Wherever the string "text" appears in the listing, copy that line.

• **Extracted information**:

--

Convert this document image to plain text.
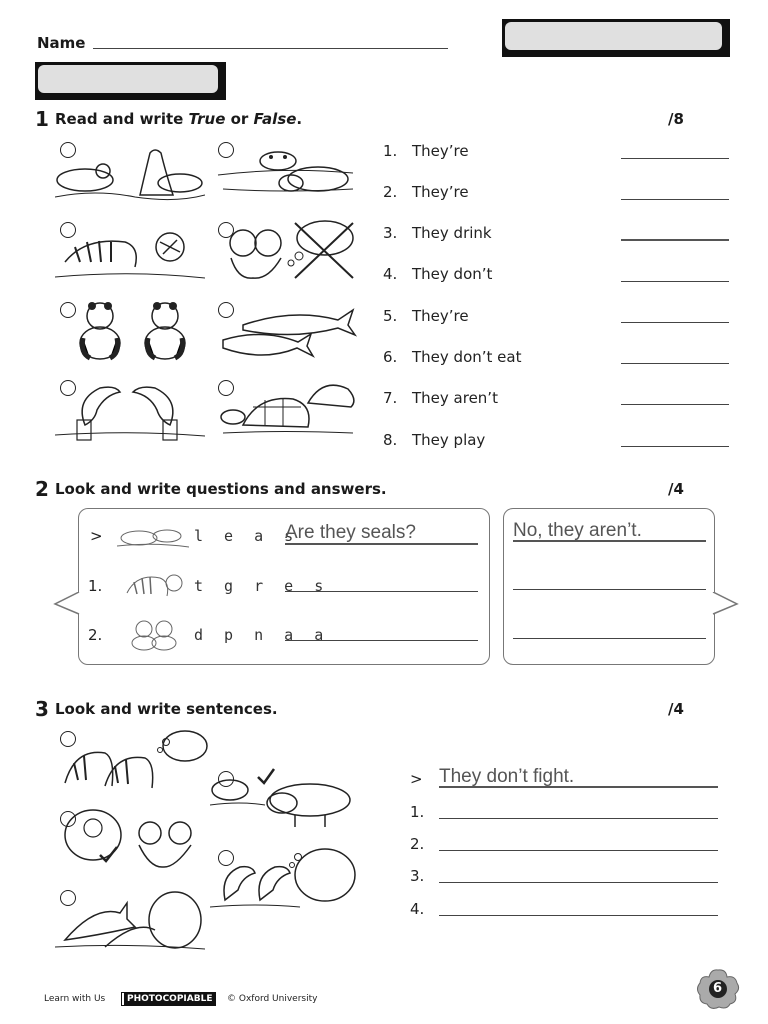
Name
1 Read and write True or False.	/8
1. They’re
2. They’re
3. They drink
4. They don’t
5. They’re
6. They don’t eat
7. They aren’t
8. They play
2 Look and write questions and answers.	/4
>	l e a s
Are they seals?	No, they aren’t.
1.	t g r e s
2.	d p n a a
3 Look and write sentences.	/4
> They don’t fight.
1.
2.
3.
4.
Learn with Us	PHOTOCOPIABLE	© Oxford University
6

--

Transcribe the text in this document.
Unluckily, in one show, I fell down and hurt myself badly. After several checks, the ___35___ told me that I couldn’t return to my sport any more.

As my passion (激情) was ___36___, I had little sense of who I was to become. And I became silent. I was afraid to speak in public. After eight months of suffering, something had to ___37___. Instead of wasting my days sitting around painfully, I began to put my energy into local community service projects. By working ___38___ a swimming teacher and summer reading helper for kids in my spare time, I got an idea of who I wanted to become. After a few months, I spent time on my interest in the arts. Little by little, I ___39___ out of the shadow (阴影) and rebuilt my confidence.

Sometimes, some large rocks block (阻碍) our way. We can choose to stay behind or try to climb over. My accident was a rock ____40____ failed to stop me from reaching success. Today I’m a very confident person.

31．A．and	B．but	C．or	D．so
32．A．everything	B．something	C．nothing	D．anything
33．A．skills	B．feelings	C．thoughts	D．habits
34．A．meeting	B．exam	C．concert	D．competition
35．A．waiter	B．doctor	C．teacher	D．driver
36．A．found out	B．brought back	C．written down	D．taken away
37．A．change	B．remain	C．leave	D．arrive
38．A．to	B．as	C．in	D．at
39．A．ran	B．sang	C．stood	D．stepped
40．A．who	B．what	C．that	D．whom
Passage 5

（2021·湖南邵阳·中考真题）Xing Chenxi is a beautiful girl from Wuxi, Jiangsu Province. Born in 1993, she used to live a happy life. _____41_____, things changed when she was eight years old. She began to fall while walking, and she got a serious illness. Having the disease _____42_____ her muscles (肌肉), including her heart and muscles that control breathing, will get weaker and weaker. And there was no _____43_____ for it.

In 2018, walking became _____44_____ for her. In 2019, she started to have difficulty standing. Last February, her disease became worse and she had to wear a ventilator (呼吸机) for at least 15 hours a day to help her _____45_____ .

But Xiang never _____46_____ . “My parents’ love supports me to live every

--

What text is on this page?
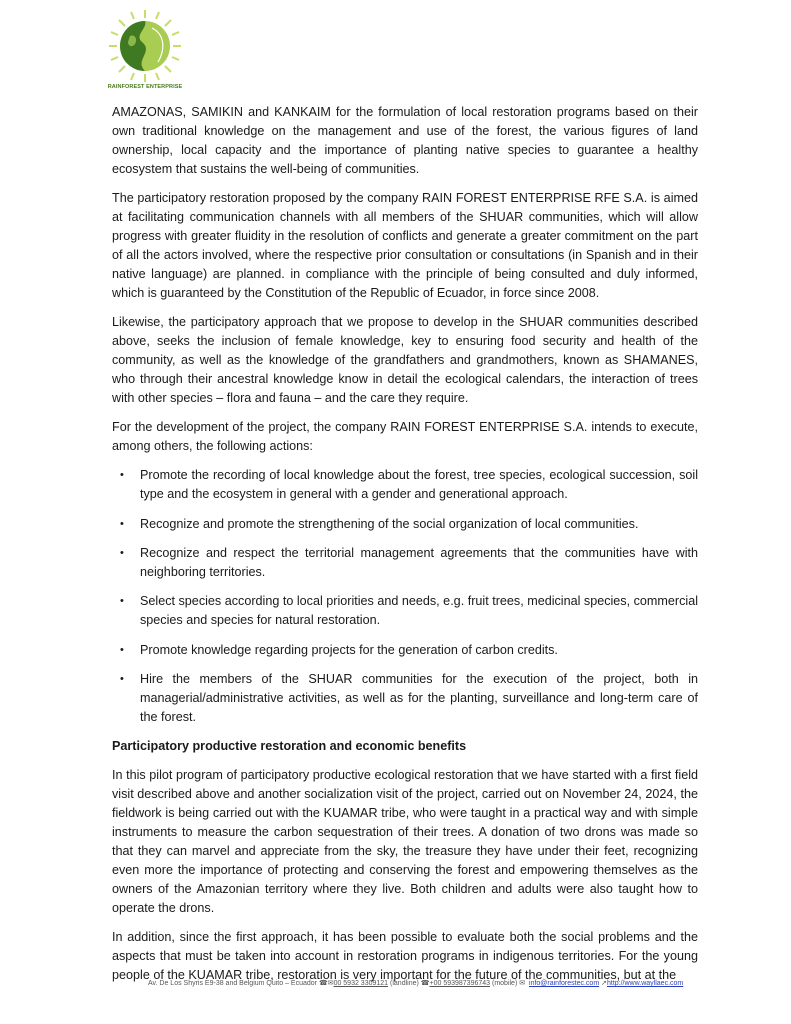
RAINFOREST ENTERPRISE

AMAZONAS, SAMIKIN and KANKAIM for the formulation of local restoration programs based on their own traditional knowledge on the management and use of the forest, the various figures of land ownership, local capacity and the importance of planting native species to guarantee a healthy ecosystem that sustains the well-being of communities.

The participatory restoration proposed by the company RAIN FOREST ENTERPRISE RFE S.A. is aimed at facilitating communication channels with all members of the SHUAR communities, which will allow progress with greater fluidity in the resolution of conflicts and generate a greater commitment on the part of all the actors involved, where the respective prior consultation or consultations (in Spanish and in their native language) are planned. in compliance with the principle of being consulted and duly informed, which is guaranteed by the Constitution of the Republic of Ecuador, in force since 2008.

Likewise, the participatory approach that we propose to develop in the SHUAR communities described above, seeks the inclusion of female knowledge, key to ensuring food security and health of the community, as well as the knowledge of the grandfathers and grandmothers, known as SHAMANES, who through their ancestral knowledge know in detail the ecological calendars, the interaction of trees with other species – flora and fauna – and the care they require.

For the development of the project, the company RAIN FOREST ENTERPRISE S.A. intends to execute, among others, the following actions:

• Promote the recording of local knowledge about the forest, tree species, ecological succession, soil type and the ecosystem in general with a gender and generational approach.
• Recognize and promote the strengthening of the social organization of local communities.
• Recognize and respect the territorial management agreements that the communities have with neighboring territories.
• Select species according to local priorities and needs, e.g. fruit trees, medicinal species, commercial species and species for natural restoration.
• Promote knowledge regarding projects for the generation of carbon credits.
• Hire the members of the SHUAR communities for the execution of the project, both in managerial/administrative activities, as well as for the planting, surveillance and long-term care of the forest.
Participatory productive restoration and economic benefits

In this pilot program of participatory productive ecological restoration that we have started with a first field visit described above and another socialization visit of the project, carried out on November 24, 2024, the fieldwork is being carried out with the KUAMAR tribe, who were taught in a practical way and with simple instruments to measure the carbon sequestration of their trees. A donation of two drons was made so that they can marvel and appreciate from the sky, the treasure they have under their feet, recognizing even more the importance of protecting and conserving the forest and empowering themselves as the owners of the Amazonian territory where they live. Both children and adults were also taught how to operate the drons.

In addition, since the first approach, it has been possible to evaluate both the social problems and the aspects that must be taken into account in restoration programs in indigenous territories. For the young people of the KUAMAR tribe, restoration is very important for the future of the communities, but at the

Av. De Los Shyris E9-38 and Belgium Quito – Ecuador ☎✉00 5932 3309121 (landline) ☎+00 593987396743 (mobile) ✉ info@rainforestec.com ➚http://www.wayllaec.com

--

• **Full answer**:
Convert this document image to plain text.
Transcribe the text in this document.
What text is on this page?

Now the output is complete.